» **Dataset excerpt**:
-- begin --
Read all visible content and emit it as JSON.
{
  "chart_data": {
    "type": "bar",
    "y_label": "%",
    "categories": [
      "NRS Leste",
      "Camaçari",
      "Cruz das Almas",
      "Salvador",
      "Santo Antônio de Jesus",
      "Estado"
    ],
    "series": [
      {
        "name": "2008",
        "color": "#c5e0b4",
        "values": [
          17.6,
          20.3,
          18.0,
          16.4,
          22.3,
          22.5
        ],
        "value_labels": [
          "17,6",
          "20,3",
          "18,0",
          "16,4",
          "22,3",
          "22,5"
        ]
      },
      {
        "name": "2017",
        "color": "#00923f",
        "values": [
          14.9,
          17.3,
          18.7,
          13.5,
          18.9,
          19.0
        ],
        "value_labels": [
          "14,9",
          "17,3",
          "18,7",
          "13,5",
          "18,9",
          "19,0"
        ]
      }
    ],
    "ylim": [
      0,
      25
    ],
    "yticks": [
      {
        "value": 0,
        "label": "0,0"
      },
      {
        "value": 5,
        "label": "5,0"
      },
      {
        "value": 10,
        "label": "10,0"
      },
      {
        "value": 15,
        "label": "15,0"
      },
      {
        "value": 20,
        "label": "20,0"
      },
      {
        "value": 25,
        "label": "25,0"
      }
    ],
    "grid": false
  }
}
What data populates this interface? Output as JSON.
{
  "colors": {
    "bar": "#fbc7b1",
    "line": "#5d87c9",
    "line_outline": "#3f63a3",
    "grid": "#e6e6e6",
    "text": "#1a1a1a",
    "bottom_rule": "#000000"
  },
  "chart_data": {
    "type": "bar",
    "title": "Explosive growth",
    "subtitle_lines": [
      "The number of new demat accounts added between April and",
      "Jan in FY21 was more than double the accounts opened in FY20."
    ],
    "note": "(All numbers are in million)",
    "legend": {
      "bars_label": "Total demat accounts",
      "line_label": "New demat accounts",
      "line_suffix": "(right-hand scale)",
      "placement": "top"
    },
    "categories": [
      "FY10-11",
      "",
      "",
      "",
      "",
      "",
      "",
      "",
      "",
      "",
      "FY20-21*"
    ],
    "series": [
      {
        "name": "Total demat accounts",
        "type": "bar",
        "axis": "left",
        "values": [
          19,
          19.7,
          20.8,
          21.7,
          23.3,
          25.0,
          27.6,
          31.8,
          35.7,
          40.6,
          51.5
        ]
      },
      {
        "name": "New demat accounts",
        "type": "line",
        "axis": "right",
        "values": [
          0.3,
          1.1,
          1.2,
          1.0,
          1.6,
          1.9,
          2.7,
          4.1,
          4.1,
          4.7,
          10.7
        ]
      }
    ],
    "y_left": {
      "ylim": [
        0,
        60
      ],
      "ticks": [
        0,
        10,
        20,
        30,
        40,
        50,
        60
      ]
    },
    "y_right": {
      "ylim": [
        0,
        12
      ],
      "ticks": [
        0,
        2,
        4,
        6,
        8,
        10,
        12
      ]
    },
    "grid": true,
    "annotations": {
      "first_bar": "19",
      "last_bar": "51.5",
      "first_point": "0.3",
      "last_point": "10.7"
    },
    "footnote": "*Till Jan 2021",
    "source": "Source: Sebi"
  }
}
-- end --
» **Work to be completed**: Restate the whole of the material exactly.

» **Solution to this task**:
Read all visible content and emit it as JSON.
{
  "chart_data": {
    "type": "bar",
    "y_label": "%",
    "categories": [
      "NRS Leste",
      "Camaçari",
      "Cruz das Almas",
      "Salvador",
      "Santo Antônio de Jesus",
      "Estado"
    ],
    "series": [
      {
        "name": "2008",
        "color": "#c5e0b4",
        "values": [
          17.6,
          20.3,
          18.0,
          16.4,
          22.3,
          22.5
        ],
        "value_labels": [
          "17,6",
          "20,3",
          "18,0",
          "16,4",
          "22,3",
          "22,5"
        ]
      },
      {
        "name": "2017",
        "color": "#00923f",
        "values": [
          14.9,
          17.3,
          18.7,
          13.5,
          18.9,
          19.0
        ],
        "value_labels": [
          "14,9",
          "17,3",
          "18,7",
          "13,5",
          "18,9",
          "19,0"
        ]
      }
    ],
    "ylim": [
      0,
      25
    ],
    "yticks": [
      {
        "value": 0,
        "label": "0,0"
      },
      {
        "value": 5,
        "label": "5,0"
      },
      {
        "value": 10,
        "label": "10,0"
      },
      {
        "value": 15,
        "label": "15,0"
      },
      {
        "value": 20,
        "label": "20,0"
      },
      {
        "value": 25,
        "label": "25,0"
      }
    ],
    "grid": false
  }
}
What data populates this interface? Output as JSON.
{
  "colors": {
    "bar": "#fbc7b1",
    "line": "#5d87c9",
    "line_outline": "#3f63a3",
    "grid": "#e6e6e6",
    "text": "#1a1a1a",
    "bottom_rule": "#000000"
  },
  "chart_data": {
    "type": "bar",
    "title": "Explosive growth",
    "subtitle_lines": [
      "The number of new demat accounts added between April and",
      "Jan in FY21 was more than double the accounts opened in FY20."
    ],
    "note": "(All numbers are in million)",
    "legend": {
      "bars_label": "Total demat accounts",
      "line_label": "New demat accounts",
      "line_suffix": "(right-hand scale)",
      "placement": "top"
    },
    "categories": [
      "FY10-11",
      "",
      "",
      "",
      "",
      "",
      "",
      "",
      "",
      "",
      "FY20-21*"
    ],
    "series": [
      {
        "name": "Total demat accounts",
        "type": "bar",
        "axis": "left",
        "values": [
          19,
          19.7,
          20.8,
          21.7,
          23.3,
          25.0,
          27.6,
          31.8,
          35.7,
          40.6,
          51.5
        ]
      },
      {
        "name": "New demat accounts",
        "type": "line",
        "axis": "right",
        "values": [
          0.3,
          1.1,
          1.2,
          1.0,
          1.6,
          1.9,
          2.7,
          4.1,
          4.1,
          4.7,
          10.7
        ]
      }
    ],
    "y_left": {
      "ylim": [
        0,
        60
      ],
      "ticks": [
        0,
        10,
        20,
        30,
        40,
        50,
        60
      ]
    },
    "y_right": {
      "ylim": [
        0,
        12
      ],
      "ticks": [
        0,
        2,
        4,
        6,
        8,
        10,
        12
      ]
    },
    "grid": true,
    "annotations": {
      "first_bar": "19",
      "last_bar": "51.5",
      "first_point": "0.3",
      "last_point": "10.7"
    },
    "footnote": "*Till Jan 2021",
    "source": "Source: Sebi"
  }
}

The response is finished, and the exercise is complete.